EXERCISE DESCRIPTION ::
Can you quote the records below in full, word for word?

[Dataset records]
------------------------------------------------------------

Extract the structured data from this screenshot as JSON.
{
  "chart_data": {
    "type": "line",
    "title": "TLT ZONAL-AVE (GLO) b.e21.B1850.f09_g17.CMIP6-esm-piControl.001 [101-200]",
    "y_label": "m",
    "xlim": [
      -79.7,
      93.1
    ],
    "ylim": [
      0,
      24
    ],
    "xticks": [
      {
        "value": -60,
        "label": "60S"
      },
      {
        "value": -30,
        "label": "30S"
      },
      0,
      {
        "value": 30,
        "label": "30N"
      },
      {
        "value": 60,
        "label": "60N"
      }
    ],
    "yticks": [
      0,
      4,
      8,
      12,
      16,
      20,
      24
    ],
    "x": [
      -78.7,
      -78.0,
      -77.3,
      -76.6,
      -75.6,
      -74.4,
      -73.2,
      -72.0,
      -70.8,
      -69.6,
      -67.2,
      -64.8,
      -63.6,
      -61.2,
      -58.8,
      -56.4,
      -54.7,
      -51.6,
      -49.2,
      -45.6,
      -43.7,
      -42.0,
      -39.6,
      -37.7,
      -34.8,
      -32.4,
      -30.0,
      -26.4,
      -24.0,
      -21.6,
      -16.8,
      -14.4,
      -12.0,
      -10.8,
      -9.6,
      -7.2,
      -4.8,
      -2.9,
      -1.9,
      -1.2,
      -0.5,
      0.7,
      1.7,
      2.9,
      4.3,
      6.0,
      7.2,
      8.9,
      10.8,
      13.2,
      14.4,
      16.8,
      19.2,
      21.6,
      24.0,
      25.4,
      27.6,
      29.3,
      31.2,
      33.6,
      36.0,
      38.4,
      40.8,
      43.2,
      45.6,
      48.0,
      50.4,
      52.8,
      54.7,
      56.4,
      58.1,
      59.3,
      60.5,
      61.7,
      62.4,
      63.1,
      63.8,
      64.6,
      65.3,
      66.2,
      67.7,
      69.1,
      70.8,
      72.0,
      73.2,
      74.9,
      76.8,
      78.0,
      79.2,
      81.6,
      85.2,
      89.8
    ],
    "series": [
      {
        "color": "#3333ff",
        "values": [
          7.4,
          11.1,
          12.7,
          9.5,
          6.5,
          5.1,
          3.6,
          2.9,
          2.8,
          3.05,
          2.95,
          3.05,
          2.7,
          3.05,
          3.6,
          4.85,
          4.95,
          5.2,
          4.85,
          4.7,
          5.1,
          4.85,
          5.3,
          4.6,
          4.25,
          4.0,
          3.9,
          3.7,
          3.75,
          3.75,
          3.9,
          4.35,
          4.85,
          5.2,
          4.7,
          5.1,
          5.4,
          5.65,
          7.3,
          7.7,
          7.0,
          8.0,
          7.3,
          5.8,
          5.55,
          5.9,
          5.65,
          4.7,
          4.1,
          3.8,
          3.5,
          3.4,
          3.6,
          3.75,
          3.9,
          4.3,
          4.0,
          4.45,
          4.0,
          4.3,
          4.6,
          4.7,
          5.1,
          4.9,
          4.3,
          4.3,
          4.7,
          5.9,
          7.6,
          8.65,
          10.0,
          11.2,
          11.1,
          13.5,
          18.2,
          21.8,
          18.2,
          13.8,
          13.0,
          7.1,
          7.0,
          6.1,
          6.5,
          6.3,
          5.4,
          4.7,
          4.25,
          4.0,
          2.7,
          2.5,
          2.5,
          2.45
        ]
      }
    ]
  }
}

------------------------------------------------------------

THE COMPLETED TASK ::
Extract the structured data from this screenshot as JSON.
{
  "chart_data": {
    "type": "line",
    "title": "TLT ZONAL-AVE (GLO) b.e21.B1850.f09_g17.CMIP6-esm-piControl.001 [101-200]",
    "y_label": "m",
    "xlim": [
      -79.7,
      93.1
    ],
    "ylim": [
      0,
      24
    ],
    "xticks": [
      {
        "value": -60,
        "label": "60S"
      },
      {
        "value": -30,
        "label": "30S"
      },
      0,
      {
        "value": 30,
        "label": "30N"
      },
      {
        "value": 60,
        "label": "60N"
      }
    ],
    "yticks": [
      0,
      4,
      8,
      12,
      16,
      20,
      24
    ],
    "x": [
      -78.7,
      -78.0,
      -77.3,
      -76.6,
      -75.6,
      -74.4,
      -73.2,
      -72.0,
      -70.8,
      -69.6,
      -67.2,
      -64.8,
      -63.6,
      -61.2,
      -58.8,
      -56.4,
      -54.7,
      -51.6,
      -49.2,
      -45.6,
      -43.7,
      -42.0,
      -39.6,
      -37.7,
      -34.8,
      -32.4,
      -30.0,
      -26.4,
      -24.0,
      -21.6,
      -16.8,
      -14.4,
      -12.0,
      -10.8,
      -9.6,
      -7.2,
      -4.8,
      -2.9,
      -1.9,
      -1.2,
      -0.5,
      0.7,
      1.7,
      2.9,
      4.3,
      6.0,
      7.2,
      8.9,
      10.8,
      13.2,
      14.4,
      16.8,
      19.2,
      21.6,
      24.0,
      25.4,
      27.6,
      29.3,
      31.2,
      33.6,
      36.0,
      38.4,
      40.8,
      43.2,
      45.6,
      48.0,
      50.4,
      52.8,
      54.7,
      56.4,
      58.1,
      59.3,
      60.5,
      61.7,
      62.4,
      63.1,
      63.8,
      64.6,
      65.3,
      66.2,
      67.7,
      69.1,
      70.8,
      72.0,
      73.2,
      74.9,
      76.8,
      78.0,
      79.2,
      81.6,
      85.2,
      89.8
    ],
    "series": [
      {
        "color": "#3333ff",
        "values": [
          7.4,
          11.1,
          12.7,
          9.5,
          6.5,
          5.1,
          3.6,
          2.9,
          2.8,
          3.05,
          2.95,
          3.05,
          2.7,
          3.05,
          3.6,
          4.85,
          4.95,
          5.2,
          4.85,
          4.7,
          5.1,
          4.85,
          5.3,
          4.6,
          4.25,
          4.0,
          3.9,
          3.7,
          3.75,
          3.75,
          3.9,
          4.35,
          4.85,
          5.2,
          4.7,
          5.1,
          5.4,
          5.65,
          7.3,
          7.7,
          7.0,
          8.0,
          7.3,
          5.8,
          5.55,
          5.9,
          5.65,
          4.7,
          4.1,
          3.8,
          3.5,
          3.4,
          3.6,
          3.75,
          3.9,
          4.3,
          4.0,
          4.45,
          4.0,
          4.3,
          4.6,
          4.7,
          5.1,
          4.9,
          4.3,
          4.3,
          4.7,
          5.9,
          7.6,
          8.65,
          10.0,
          11.2,
          11.1,
          13.5,
          18.2,
          21.8,
          18.2,
          13.8,
          13.0,
          7.1,
          7.0,
          6.1,
          6.5,
          6.3,
          5.4,
          4.7,
          4.25,
          4.0,
          2.7,
          2.5,
          2.5,
          2.45
        ]
      }
    ]
  }
}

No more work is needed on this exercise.